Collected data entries
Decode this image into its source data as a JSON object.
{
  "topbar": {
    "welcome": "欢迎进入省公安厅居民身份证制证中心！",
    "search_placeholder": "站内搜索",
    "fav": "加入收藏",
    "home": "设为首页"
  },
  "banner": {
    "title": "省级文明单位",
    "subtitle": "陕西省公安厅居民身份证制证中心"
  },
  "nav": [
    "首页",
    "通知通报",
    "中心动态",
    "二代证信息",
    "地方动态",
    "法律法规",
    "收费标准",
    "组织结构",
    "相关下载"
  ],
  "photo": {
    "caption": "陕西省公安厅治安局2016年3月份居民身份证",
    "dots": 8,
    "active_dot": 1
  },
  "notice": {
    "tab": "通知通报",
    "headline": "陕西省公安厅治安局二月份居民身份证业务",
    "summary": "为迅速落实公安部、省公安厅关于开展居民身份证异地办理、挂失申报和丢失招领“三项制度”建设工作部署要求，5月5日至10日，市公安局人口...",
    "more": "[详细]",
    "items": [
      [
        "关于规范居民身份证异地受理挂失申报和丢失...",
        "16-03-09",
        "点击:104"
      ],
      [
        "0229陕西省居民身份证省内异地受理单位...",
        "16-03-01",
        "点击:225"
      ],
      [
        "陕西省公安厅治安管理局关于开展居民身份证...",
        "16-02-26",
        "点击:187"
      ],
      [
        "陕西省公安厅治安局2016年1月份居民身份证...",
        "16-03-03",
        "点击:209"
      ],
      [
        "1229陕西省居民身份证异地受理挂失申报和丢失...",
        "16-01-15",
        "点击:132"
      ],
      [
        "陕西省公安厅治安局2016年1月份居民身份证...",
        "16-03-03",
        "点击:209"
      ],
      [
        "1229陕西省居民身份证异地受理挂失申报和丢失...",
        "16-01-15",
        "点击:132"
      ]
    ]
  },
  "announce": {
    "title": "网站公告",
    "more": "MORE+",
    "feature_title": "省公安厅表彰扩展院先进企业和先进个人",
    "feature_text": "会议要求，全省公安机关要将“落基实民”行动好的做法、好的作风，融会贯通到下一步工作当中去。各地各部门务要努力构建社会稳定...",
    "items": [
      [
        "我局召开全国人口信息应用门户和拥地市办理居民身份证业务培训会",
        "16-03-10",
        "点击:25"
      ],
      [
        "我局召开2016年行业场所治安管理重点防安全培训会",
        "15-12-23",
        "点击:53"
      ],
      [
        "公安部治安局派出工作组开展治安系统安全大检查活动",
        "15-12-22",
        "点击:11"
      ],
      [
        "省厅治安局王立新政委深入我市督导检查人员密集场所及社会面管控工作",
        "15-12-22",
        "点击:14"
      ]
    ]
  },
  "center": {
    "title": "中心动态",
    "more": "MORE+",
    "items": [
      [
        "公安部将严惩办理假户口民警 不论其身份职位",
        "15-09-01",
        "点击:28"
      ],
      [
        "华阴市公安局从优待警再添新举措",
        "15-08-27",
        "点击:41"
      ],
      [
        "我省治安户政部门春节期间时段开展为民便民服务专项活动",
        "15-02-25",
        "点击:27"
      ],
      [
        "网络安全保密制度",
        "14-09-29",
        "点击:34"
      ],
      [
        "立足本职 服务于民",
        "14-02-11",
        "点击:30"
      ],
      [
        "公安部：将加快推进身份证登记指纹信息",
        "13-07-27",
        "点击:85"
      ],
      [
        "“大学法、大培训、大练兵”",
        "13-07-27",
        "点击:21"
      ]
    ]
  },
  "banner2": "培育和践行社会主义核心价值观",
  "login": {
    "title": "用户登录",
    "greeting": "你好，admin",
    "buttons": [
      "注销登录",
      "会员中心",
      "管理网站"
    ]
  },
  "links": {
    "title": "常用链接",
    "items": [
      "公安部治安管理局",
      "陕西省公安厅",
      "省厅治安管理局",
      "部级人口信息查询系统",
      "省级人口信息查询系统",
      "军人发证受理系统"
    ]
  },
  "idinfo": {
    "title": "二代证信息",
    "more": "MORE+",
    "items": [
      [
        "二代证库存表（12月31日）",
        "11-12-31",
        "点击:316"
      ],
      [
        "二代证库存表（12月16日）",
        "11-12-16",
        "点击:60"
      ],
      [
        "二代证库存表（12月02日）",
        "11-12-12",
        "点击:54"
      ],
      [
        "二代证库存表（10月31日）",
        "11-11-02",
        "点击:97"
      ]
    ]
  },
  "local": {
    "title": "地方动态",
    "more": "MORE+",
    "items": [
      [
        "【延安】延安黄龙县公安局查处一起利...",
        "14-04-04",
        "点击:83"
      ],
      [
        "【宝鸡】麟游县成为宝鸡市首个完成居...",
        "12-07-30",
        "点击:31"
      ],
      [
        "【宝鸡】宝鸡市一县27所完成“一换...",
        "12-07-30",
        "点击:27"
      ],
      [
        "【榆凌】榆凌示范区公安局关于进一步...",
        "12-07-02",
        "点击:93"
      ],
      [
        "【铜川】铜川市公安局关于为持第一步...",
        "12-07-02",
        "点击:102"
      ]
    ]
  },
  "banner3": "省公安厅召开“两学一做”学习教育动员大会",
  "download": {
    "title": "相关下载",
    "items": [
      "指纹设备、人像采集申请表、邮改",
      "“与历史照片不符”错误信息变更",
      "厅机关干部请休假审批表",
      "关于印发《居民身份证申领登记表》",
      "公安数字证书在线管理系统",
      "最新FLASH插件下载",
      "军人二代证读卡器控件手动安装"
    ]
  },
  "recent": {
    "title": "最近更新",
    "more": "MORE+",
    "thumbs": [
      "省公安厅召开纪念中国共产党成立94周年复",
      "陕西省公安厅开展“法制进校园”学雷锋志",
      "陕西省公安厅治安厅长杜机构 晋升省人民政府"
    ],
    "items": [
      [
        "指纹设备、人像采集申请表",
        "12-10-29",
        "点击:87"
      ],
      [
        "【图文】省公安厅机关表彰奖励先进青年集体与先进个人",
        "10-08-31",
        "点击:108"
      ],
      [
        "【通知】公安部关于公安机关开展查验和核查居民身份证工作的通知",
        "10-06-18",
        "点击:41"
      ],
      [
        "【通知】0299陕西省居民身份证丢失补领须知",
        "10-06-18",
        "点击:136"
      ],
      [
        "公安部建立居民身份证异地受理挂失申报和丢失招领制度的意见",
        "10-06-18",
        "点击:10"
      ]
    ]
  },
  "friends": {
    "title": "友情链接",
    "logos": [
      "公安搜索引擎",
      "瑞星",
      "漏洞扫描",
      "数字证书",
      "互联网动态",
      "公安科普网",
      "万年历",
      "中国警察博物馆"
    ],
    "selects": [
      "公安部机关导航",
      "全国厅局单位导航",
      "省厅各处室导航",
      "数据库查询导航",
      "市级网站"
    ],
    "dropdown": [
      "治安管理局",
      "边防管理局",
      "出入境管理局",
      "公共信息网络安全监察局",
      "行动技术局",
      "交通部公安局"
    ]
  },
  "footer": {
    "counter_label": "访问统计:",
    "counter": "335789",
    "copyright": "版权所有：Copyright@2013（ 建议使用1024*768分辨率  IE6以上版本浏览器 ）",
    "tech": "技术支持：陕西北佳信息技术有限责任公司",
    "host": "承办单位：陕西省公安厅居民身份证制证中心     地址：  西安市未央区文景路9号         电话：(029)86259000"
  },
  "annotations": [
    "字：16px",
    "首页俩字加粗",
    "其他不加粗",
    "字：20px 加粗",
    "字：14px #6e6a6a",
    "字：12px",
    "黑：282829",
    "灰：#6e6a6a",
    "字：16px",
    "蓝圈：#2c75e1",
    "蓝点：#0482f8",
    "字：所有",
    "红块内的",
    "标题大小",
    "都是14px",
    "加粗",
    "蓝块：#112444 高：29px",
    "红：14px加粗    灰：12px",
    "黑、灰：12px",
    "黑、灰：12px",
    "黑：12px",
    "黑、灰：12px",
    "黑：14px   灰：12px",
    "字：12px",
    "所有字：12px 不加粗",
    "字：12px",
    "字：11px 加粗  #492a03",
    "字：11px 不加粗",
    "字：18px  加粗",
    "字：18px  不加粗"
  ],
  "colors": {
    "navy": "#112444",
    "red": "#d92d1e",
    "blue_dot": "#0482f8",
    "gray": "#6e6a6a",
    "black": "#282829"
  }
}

Problem description - Tally the lines of the material above that contain the word "陕西省公安厅居民身份证制证中心" and report the total alone.

Response - 2